_CONSIGNES DE TRAVAIL_
1. Dans le texte sur la chanson Mr. 67, relevez toutes les choses précises qui reçoivent la note 6-7 ou six-sept.
2. Restituez mot pour mot le passage du texte sur la chanson Mr. 67 qui va de « Mr. 67 le personnage » à « tout le bit. ».

_TEXTE FOURNI_
* * *

Mr. 67 est la chanson qui prend le moment du café de TK et fonce avec. Une fois que le 67 est devenu une façon de noter les choses, il est devenu une façon de vivre. Ta journée était un 6-7. Ton contrôle de maths était un 6-7. La pizza du midi était un 6-7. Le sens s'est dissous et est devenu une vibe, et on voulait une chanson qui vivait à l'intérieur de cette vibe.
Ce à quoi on n'arrêtait pas de revenir en écrivant celle-ci c'est à quel point le 67 est libérateur comme note. On a grandi en ligne, où tout était soit dix sur dix soit catastrophe totale. Pas de milieu. Rien n'avait le droit d'être juste correct. Le 67 a donné à toute une génération la permission de dire "c'est bon, c'est ce que c'est, je vais pas stresser". C'est une rébellion silencieuse contre l'économie de l'engagement.
C'est aussi drôle. C'est ce dont personne ne parle. La note ne marche que grâce au pince-sans-rire. "Ce coucher de soleil ? Six-sept." "La cuisine de ta mère ? Six-sept." La comédie est dans le refus d'être impressionné et le refus d'être déçu en même temps. C'est une énergie Buster Keaton.
Le pont de la chanson c'est ce qui nous tient le plus. "The whole world's mid and that's perfectly alright." Si tu as grandi avec la sincérité excessive d'internet, l'hyperbole, chaque vidéo qui est "INSANE" et chaque repas qui est "le meilleur de tous les temps", le 67 c'est comme une fenêtre qui s'ouvre. Tu as le droit de penser que les choses vont bien. Tu as le droit de ne pas avoir d'opinion. C'est énorme.
Mr. 67 le personnage est moitié TK, moitié chaque gosse qui a pris la note et en a fait son langage. Il n'est pas un héros, pas un méchant, même pas particulièrement intéressant. C'est la blague. C'est aussi le but. C'est juste un mec qui note des trucs. Et pour une raison ou une autre, c'est suffisant.
On a fait la chanson courte exprès. Juste sous deux minutes. Le 67 n'a pas besoin d'une méditation de cinq minutes. Tout l'enjeu c'est la brièveté. Tu balances, tu vibres avec, tu passes à autre chose. Six-sept.
Tout est un 6-7 si tu plisses les yeux comme il faut. C'est toute la chanson. C'est tout le bit.

* * *

_DONNÉES À EXAMINER_
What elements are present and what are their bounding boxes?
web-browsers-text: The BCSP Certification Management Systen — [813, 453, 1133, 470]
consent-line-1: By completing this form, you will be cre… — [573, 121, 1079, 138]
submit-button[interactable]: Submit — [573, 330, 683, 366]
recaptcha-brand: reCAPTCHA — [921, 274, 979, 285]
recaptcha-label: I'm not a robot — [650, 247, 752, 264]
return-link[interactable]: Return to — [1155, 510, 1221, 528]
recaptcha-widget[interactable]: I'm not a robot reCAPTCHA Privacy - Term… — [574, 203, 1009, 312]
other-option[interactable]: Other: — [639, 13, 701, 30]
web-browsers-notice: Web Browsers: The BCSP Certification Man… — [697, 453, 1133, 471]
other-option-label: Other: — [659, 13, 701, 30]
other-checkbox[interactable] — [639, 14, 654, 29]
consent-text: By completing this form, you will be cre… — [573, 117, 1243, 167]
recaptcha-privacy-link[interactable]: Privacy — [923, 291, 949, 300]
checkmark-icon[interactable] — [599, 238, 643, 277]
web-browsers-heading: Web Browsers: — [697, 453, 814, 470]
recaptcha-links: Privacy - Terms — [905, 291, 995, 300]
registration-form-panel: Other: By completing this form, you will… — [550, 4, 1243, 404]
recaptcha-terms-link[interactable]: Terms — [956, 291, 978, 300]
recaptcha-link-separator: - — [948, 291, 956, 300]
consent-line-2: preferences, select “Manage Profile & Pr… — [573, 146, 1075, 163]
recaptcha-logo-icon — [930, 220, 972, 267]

* * *

_RÉPONSES DANS L'ORDRE_
1.
- Ta journée
- Ton contrôle de maths
- La pizza du midi
- Ce coucher de soleil
- La cuisine de ta mère

2.
Mr. 67 le personnage est moitié TK, moitié chaque gosse qui a pris la note et en a fait son langage. Il n'est pas un héros, pas un méchant, même pas particulièrement intéressant. C'est la blague. C'est aussi le but. C'est juste un mec qui note des trucs. Et pour une raison ou une autre, c'est suffisant.
On a fait la chanson courte exprès. Juste sous deux minutes. Le 67 n'a pas besoin d'une méditation de cinq minutes. Tout l'enjeu c'est la brièveté. Tu balances, tu vibres avec, tu passes à autre chose. Six-sept.
Tout est un 6-7 si tu plisses les yeux comme il faut. C'est toute la chanson. C'est tout le bit.